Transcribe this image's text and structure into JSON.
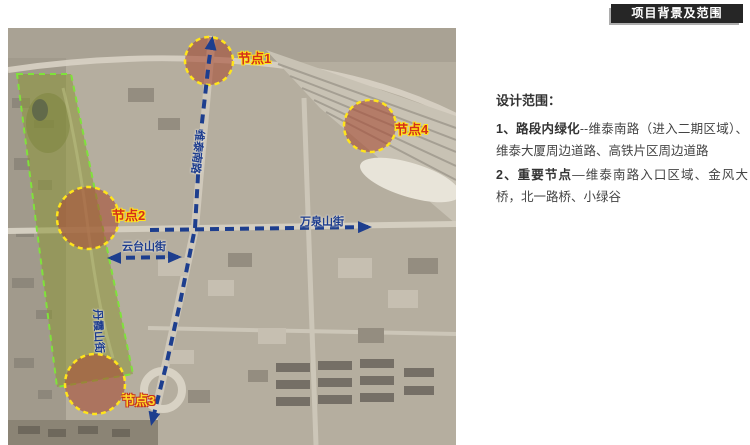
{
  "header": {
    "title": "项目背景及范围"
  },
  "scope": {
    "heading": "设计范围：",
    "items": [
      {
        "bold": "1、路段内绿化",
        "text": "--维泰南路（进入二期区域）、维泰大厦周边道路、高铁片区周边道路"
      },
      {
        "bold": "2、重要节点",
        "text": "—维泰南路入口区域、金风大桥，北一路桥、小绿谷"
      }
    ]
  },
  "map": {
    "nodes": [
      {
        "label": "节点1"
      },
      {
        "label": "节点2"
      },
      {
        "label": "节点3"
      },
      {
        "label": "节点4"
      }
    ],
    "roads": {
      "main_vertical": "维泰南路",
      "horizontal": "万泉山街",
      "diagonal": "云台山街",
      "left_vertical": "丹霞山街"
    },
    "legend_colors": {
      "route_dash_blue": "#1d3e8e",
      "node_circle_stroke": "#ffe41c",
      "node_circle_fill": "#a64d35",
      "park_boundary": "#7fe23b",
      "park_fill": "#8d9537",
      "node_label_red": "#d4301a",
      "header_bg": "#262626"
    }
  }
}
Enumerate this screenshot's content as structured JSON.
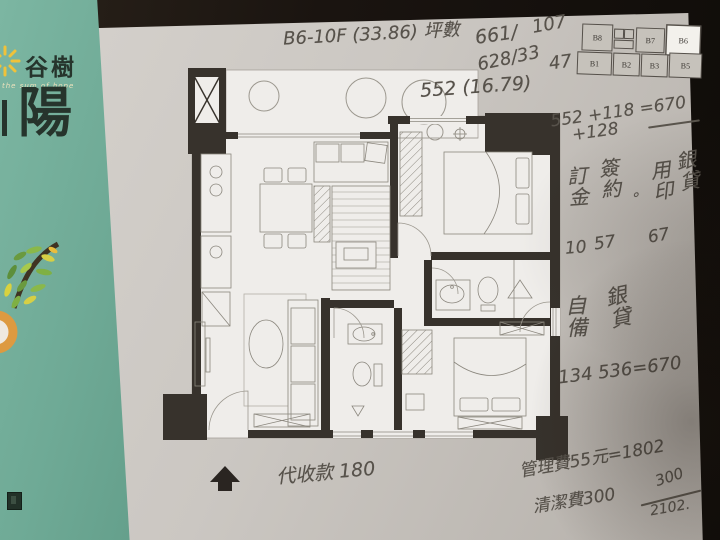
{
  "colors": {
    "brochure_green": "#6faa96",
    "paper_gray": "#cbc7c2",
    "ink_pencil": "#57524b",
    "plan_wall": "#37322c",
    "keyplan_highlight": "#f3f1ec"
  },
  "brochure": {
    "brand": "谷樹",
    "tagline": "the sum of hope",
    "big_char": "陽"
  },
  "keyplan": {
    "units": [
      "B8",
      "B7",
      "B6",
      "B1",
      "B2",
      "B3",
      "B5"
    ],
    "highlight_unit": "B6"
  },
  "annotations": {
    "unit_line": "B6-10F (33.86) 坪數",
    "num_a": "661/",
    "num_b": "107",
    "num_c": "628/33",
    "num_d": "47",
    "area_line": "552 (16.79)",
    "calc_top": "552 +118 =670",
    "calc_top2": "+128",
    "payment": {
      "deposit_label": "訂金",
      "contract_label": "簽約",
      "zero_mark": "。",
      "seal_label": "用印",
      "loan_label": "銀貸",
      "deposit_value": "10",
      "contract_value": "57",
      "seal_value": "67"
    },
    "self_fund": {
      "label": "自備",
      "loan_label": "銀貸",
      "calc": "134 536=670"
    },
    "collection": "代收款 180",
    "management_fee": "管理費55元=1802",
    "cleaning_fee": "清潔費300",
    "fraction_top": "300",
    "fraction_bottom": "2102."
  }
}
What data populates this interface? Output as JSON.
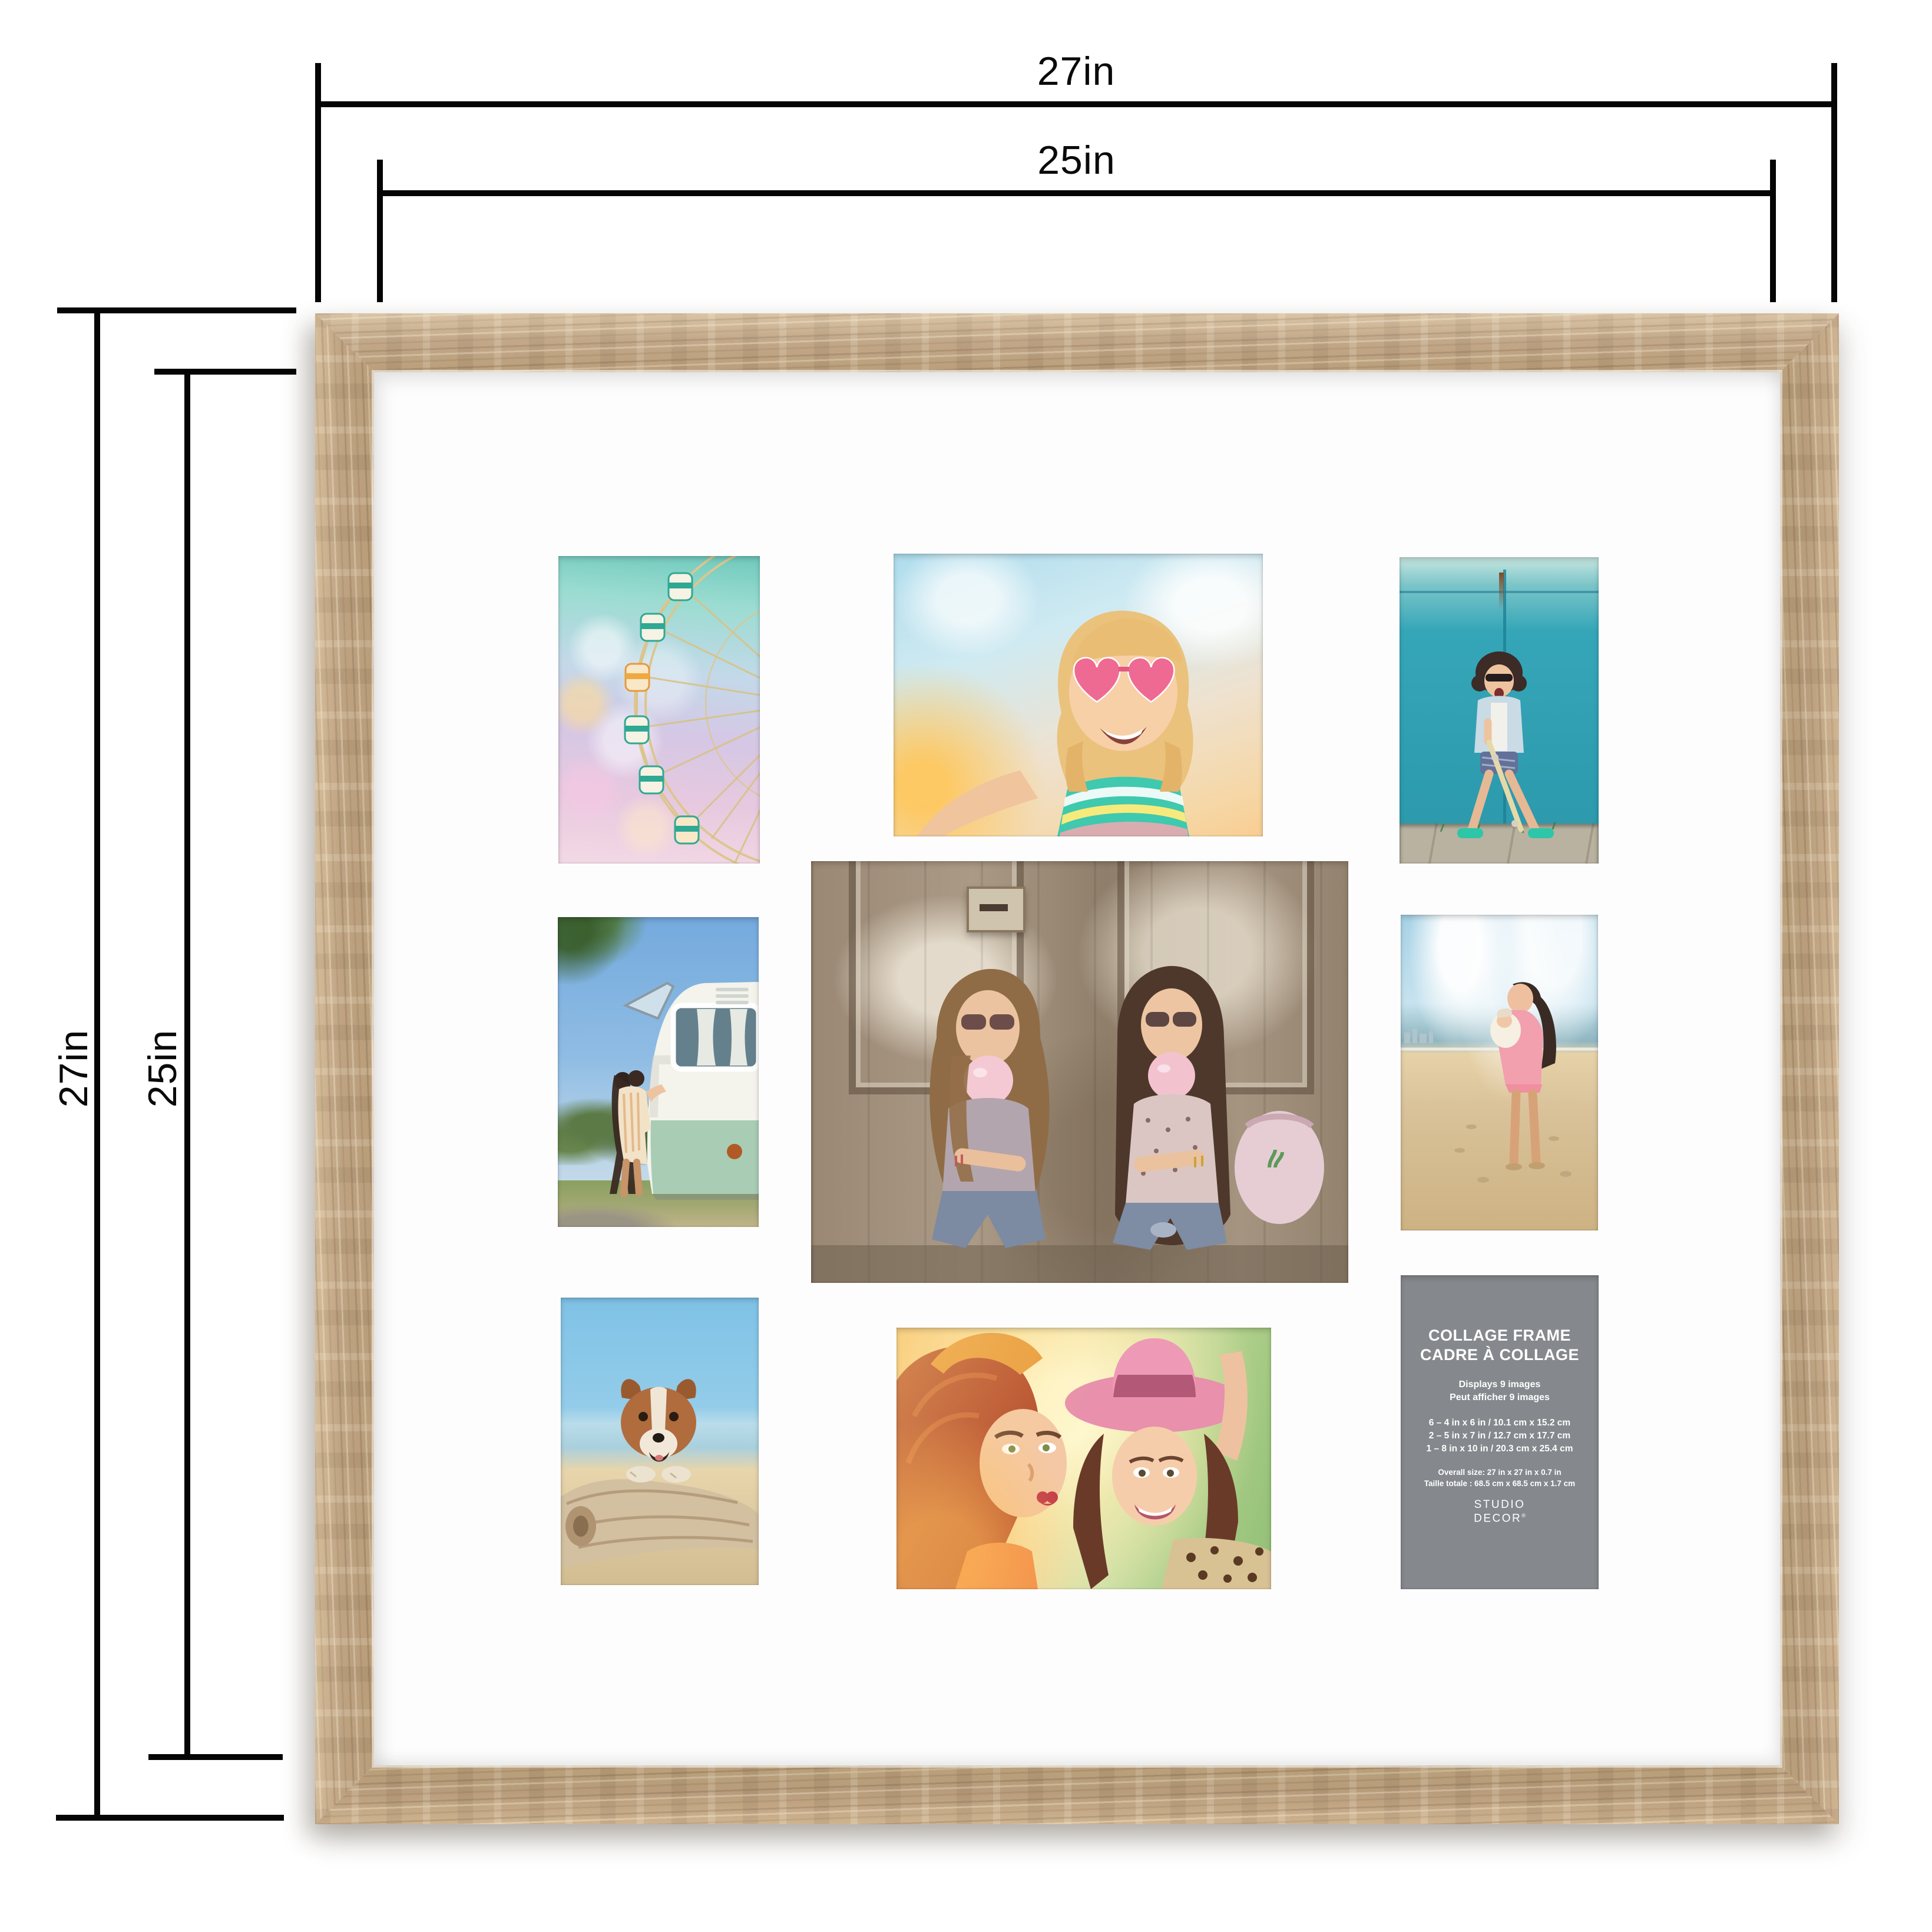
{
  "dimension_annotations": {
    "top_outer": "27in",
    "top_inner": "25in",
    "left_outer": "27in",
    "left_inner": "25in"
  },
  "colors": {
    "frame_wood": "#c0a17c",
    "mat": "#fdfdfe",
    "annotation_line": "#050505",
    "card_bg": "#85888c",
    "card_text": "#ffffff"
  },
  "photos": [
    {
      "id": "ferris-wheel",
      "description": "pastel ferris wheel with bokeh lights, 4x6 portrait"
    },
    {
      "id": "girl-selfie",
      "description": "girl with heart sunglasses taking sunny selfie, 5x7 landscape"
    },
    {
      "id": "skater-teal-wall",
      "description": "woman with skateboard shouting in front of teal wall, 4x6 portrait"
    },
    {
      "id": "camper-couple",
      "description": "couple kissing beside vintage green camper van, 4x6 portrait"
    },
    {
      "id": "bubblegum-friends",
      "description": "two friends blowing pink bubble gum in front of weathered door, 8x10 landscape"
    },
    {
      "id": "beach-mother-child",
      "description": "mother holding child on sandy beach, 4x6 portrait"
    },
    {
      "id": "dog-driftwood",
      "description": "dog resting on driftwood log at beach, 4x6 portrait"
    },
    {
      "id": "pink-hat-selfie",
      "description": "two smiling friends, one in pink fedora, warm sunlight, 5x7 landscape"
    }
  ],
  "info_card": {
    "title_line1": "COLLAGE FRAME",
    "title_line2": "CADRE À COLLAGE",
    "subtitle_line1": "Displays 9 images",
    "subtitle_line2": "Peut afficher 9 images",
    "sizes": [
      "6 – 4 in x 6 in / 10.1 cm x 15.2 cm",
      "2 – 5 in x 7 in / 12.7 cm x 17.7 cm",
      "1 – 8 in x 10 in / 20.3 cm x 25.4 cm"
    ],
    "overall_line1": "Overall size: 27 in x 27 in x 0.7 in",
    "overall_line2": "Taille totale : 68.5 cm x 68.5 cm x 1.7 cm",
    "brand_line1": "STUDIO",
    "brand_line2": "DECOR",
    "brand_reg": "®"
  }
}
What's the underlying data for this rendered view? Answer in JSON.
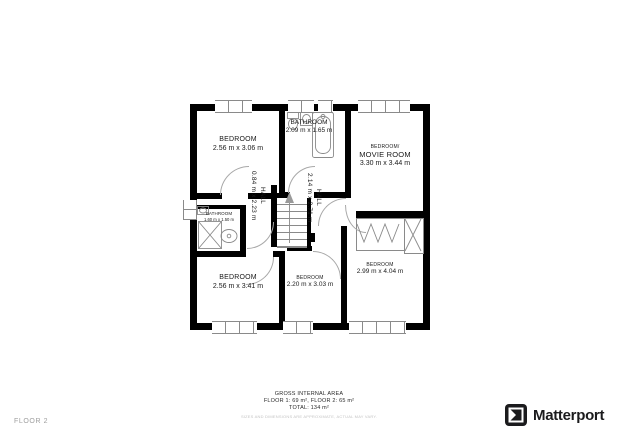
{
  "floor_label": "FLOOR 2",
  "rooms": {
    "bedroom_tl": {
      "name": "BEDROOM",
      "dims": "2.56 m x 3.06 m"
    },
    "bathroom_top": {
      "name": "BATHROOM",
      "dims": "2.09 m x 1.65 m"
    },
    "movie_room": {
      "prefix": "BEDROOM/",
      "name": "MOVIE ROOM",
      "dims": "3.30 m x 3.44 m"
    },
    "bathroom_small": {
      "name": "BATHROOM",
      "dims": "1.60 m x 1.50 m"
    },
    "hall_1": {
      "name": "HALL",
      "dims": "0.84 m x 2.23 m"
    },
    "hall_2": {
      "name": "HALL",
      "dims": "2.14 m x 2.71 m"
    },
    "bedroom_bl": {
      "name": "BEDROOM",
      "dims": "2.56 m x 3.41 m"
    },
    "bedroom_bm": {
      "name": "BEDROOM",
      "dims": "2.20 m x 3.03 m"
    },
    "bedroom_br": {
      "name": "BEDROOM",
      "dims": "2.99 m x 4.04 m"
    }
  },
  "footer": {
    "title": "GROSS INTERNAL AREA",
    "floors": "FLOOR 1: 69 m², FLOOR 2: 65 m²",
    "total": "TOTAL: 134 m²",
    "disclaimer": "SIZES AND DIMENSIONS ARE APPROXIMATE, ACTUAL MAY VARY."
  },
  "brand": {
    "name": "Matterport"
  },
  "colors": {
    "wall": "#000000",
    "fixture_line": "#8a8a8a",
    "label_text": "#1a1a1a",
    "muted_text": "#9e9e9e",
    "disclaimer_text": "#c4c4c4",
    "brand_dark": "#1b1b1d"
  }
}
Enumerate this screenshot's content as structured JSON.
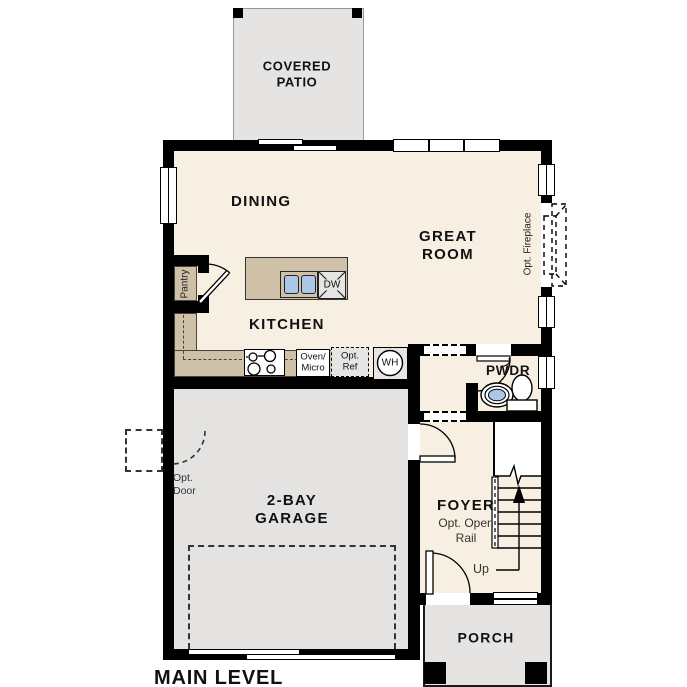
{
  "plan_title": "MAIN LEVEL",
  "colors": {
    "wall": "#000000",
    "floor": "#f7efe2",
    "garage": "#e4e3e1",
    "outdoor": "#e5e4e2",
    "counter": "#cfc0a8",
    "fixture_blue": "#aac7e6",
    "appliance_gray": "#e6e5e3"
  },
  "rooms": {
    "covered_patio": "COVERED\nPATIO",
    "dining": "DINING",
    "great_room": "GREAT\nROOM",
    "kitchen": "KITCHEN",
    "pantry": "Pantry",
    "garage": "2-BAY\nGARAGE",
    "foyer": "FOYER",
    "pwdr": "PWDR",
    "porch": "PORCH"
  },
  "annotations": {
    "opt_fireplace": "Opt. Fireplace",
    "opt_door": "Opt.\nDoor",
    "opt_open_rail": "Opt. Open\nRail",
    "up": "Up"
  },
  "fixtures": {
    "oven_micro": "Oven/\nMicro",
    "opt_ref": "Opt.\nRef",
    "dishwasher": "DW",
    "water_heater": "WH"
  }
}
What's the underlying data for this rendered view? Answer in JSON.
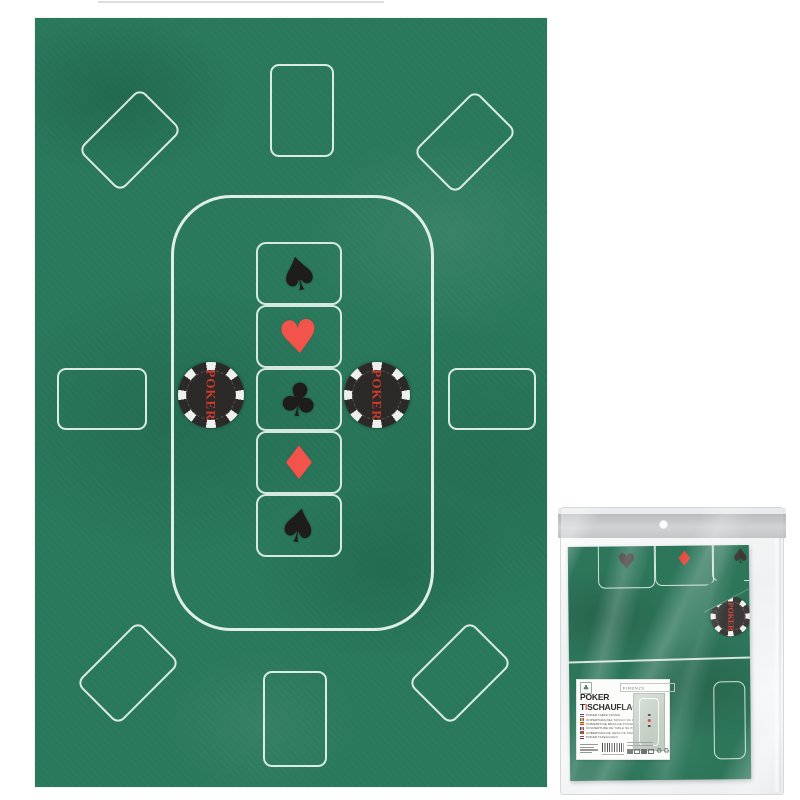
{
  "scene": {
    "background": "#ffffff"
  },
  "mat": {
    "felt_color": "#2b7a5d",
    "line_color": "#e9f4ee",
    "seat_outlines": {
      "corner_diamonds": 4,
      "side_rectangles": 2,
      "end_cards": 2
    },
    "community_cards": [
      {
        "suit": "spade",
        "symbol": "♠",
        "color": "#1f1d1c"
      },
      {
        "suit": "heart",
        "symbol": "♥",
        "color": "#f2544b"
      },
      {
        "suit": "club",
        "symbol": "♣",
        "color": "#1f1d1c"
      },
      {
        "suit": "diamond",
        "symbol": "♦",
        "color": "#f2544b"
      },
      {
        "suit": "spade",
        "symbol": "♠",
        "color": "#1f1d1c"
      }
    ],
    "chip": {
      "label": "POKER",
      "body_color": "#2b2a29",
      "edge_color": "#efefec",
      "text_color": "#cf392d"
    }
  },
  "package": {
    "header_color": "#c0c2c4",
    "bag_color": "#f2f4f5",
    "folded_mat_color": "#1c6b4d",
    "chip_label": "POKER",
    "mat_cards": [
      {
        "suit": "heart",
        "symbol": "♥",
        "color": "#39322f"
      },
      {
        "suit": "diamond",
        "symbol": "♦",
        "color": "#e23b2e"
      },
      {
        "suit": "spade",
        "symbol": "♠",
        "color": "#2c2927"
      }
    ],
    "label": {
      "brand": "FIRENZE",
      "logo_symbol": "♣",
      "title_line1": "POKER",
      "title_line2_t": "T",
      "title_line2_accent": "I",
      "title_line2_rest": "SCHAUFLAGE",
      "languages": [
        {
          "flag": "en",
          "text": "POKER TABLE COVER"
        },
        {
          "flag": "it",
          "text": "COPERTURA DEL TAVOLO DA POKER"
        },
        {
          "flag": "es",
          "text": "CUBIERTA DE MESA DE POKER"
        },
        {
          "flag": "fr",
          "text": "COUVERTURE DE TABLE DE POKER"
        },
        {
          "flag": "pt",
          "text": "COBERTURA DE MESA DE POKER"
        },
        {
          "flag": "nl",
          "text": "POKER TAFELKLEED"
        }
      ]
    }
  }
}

══════

» Problem description
Go through the material and copy out every line with "girl" in it.

» The response
      "id": "girl-selfie",
      "description": "girl with heart sunglasses taking sunny selfie, 5x7 landscape"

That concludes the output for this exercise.